EXTRACTED DATA →
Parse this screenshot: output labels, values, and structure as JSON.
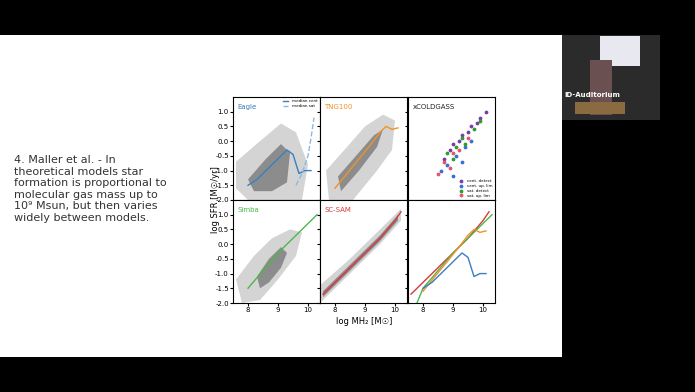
{
  "slide_text": [
    "4. Maller et al. - In",
    "theoretical models star",
    "formation is proportional to",
    "molecular gas mass up to",
    "10⁹ Msun, but then varies",
    "widely between models."
  ],
  "video_overlay": "ID-Auditorium",
  "shared_xlabel": "log MH₂ [M☉]",
  "shared_ylabel": "log SFR [M☉/yr]",
  "chart_data": [
    {
      "type": "line",
      "title": "Eagle",
      "color": "#3a7fbf",
      "xlim": [
        7.5,
        10.4
      ],
      "ylim": [
        -2.0,
        1.5
      ],
      "xticks": [
        8,
        9,
        10
      ],
      "yticks": [
        -2.0,
        -1.5,
        -1.0,
        -0.5,
        0.0,
        0.5,
        1.0
      ],
      "tick_labels": "y",
      "legend": "upper right",
      "regions": [
        {
          "color": "#d4d4d4",
          "x": [
            7.6,
            8.4,
            9.1,
            9.6,
            10.0,
            9.8,
            9.0,
            8.0,
            7.6
          ],
          "y": [
            -0.7,
            0.0,
            0.6,
            0.3,
            -0.8,
            -2.0,
            -2.0,
            -2.0,
            -1.6
          ]
        },
        {
          "color": "#8c8c8c",
          "x": [
            8.0,
            8.6,
            9.1,
            9.4,
            9.3,
            8.8,
            8.2
          ],
          "y": [
            -1.3,
            -0.6,
            -0.1,
            -0.4,
            -1.4,
            -1.7,
            -1.7
          ]
        }
      ],
      "series": [
        {
          "name": "median cent",
          "color": "#3a7fbf",
          "line_style": "solid",
          "x": [
            8.0,
            8.3,
            8.6,
            9.0,
            9.3,
            9.5,
            9.7,
            9.9,
            10.1
          ],
          "values": [
            -1.5,
            -1.3,
            -1.0,
            -0.6,
            -0.3,
            -0.45,
            -1.1,
            -1.0,
            -1.0
          ]
        },
        {
          "name": "median sat",
          "color": "#8fb8de",
          "line_style": "dashed",
          "x": [
            9.6,
            9.8,
            10.0,
            10.1,
            10.2
          ],
          "values": [
            -1.5,
            -1.1,
            -0.5,
            0.1,
            0.8
          ]
        }
      ]
    },
    {
      "type": "line",
      "title": "TNG100",
      "color": "#f0922b",
      "xlim": [
        7.5,
        10.4
      ],
      "ylim": [
        -2.0,
        1.5
      ],
      "xticks": [
        8,
        9,
        10
      ],
      "yticks": [
        -2.0,
        -1.5,
        -1.0,
        -0.5,
        0.0,
        0.5,
        1.0
      ],
      "tick_labels": false,
      "regions": [
        {
          "color": "#d4d4d4",
          "x": [
            7.7,
            8.4,
            9.0,
            9.6,
            10.0,
            9.9,
            9.4,
            8.6,
            7.8
          ],
          "y": [
            -1.0,
            -0.2,
            0.5,
            0.9,
            0.7,
            -0.3,
            -1.0,
            -2.0,
            -2.0
          ]
        },
        {
          "color": "#8c8c8c",
          "x": [
            8.1,
            8.7,
            9.3,
            9.6,
            9.4,
            8.8,
            8.2
          ],
          "y": [
            -1.2,
            -0.5,
            0.2,
            0.4,
            -0.2,
            -1.0,
            -1.7
          ]
        }
      ],
      "series": [
        {
          "color": "#f0922b",
          "line_style": "solid",
          "x": [
            8.0,
            8.4,
            8.8,
            9.2,
            9.5,
            9.7,
            9.9,
            10.1
          ],
          "values": [
            -1.6,
            -1.1,
            -0.6,
            -0.1,
            0.3,
            0.5,
            0.4,
            0.45
          ]
        }
      ]
    },
    {
      "type": "scatter",
      "title": "xCOLDGASS",
      "color": "#222222",
      "xlim": [
        7.5,
        10.4
      ],
      "ylim": [
        -2.0,
        1.5
      ],
      "xticks": [
        8,
        9,
        10
      ],
      "yticks": [
        -2.0,
        -1.5,
        -1.0,
        -0.5,
        0.0,
        0.5,
        1.0
      ],
      "tick_labels": false,
      "legend": "lower right",
      "series": [
        {
          "name": "cent. detect",
          "color": "#7a3ea6",
          "marker": "o",
          "x": [
            8.7,
            8.9,
            9.0,
            9.2,
            9.3,
            9.5,
            9.6,
            9.8,
            9.9,
            10.1
          ],
          "values": [
            -0.6,
            -0.3,
            -0.1,
            0.0,
            0.2,
            0.3,
            0.5,
            0.6,
            0.8,
            1.0
          ]
        },
        {
          "name": "cent. up. lim",
          "color": "#3a6fd8",
          "marker": "o",
          "x": [
            8.6,
            8.8,
            9.0,
            9.1,
            9.3,
            9.4,
            9.6
          ],
          "values": [
            -1.0,
            -0.8,
            -1.2,
            -0.5,
            -0.7,
            -0.2,
            0.0
          ]
        },
        {
          "name": "sat. detect",
          "color": "#2ca02c",
          "marker": "o",
          "x": [
            8.8,
            9.0,
            9.1,
            9.3,
            9.4,
            9.7,
            9.9
          ],
          "values": [
            -0.4,
            -0.6,
            -0.2,
            0.1,
            -0.1,
            0.4,
            0.7
          ]
        },
        {
          "name": "sat. up. lim",
          "color": "#e8556b",
          "marker": "o",
          "x": [
            8.5,
            8.7,
            8.9,
            9.0,
            9.2,
            9.5
          ],
          "values": [
            -1.1,
            -0.7,
            -0.9,
            -0.4,
            -0.3,
            0.1
          ]
        }
      ]
    },
    {
      "type": "line",
      "title": "Simba",
      "color": "#4bb84b",
      "xlim": [
        7.5,
        10.4
      ],
      "ylim": [
        -2.0,
        1.5
      ],
      "xticks": [
        8,
        9,
        10
      ],
      "yticks": [
        -2.0,
        -1.5,
        -1.0,
        -0.5,
        0.0,
        0.5,
        1.0
      ],
      "tick_labels": true,
      "regions": [
        {
          "color": "#d4d4d4",
          "x": [
            7.6,
            8.2,
            8.8,
            9.4,
            9.8,
            9.6,
            9.0,
            8.4,
            7.8
          ],
          "y": [
            -1.2,
            -0.4,
            0.2,
            0.5,
            0.4,
            -0.4,
            -1.2,
            -1.9,
            -2.0
          ]
        },
        {
          "color": "#8c8c8c",
          "x": [
            8.3,
            8.7,
            9.1,
            9.3,
            9.1,
            8.7,
            8.4
          ],
          "y": [
            -1.1,
            -0.5,
            -0.1,
            -0.3,
            -0.8,
            -1.3,
            -1.5
          ]
        }
      ],
      "series": [
        {
          "color": "#4bb84b",
          "line_style": "solid",
          "x": [
            8.0,
            8.5,
            9.0,
            9.5,
            10.0,
            10.3
          ],
          "values": [
            -1.5,
            -0.9,
            -0.3,
            0.2,
            0.7,
            1.0
          ]
        }
      ]
    },
    {
      "type": "line",
      "title": "SC-SAM",
      "color": "#d63a3a",
      "xlim": [
        7.5,
        10.4
      ],
      "ylim": [
        -2.0,
        1.5
      ],
      "xticks": [
        8,
        9,
        10
      ],
      "yticks": [
        -2.0,
        -1.5,
        -1.0,
        -0.5,
        0.0,
        0.5,
        1.0
      ],
      "tick_labels": "x",
      "regions": [
        {
          "color": "#d4d4d4",
          "x": [
            7.5,
            8.5,
            9.5,
            10.2,
            10.2,
            9.5,
            8.5,
            7.5
          ],
          "y": [
            -1.4,
            -0.5,
            0.5,
            1.2,
            0.8,
            0.0,
            -1.0,
            -2.0
          ]
        },
        {
          "color": "#8c8c8c",
          "x": [
            7.6,
            8.5,
            9.5,
            10.1,
            10.1,
            9.5,
            8.5,
            7.6
          ],
          "y": [
            -1.6,
            -0.7,
            0.3,
            1.0,
            0.8,
            0.1,
            -0.9,
            -1.8
          ]
        }
      ],
      "series": [
        {
          "color": "#d63a3a",
          "line_style": "solid",
          "x": [
            7.6,
            8.0,
            8.5,
            9.0,
            9.5,
            10.0,
            10.2
          ],
          "values": [
            -1.7,
            -1.3,
            -0.8,
            -0.3,
            0.2,
            0.8,
            1.1
          ]
        }
      ]
    },
    {
      "type": "line",
      "xlim": [
        7.5,
        10.4
      ],
      "ylim": [
        -2.0,
        1.5
      ],
      "xticks": [
        8,
        9,
        10
      ],
      "yticks": [
        -2.0,
        -1.5,
        -1.0,
        -0.5,
        0.0,
        0.5,
        1.0
      ],
      "tick_labels": "x",
      "series": [
        {
          "color": "#d63a3a",
          "line_style": "solid",
          "x": [
            7.6,
            8.0,
            8.5,
            9.0,
            9.5,
            10.0,
            10.2
          ],
          "values": [
            -1.7,
            -1.3,
            -0.8,
            -0.3,
            0.2,
            0.8,
            1.1
          ]
        },
        {
          "color": "#4bb84b",
          "line_style": "solid",
          "x": [
            7.8,
            8.0,
            8.5,
            9.0,
            9.5,
            10.0,
            10.3
          ],
          "values": [
            -2.0,
            -1.5,
            -0.9,
            -0.3,
            0.2,
            0.7,
            1.0
          ]
        },
        {
          "color": "#f0922b",
          "line_style": "solid",
          "x": [
            8.0,
            8.4,
            8.8,
            9.2,
            9.5,
            9.7,
            9.9,
            10.1
          ],
          "values": [
            -1.6,
            -1.1,
            -0.6,
            -0.1,
            0.3,
            0.5,
            0.4,
            0.45
          ]
        },
        {
          "color": "#3a7fbf",
          "line_style": "solid",
          "x": [
            8.0,
            8.3,
            8.6,
            9.0,
            9.3,
            9.5,
            9.7,
            9.9,
            10.1
          ],
          "values": [
            -1.5,
            -1.3,
            -1.0,
            -0.6,
            -0.3,
            -0.45,
            -1.1,
            -1.0,
            -1.0
          ]
        }
      ]
    }
  ]
}
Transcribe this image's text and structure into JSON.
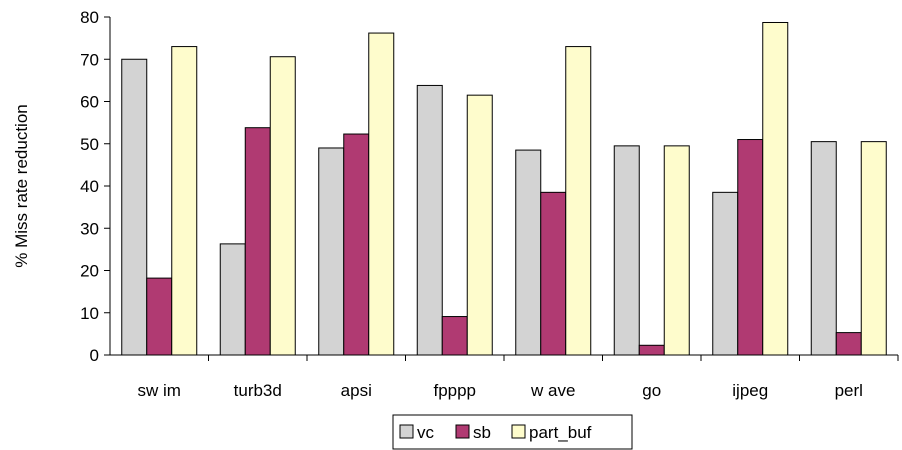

WORK REQUIRED → In the material above, find the lines that contain "cent" and show them.

WRITTEN ANSWER →
          "name": "median cent",
          "name": "cent. detect",
          "name": "cent. up. lim",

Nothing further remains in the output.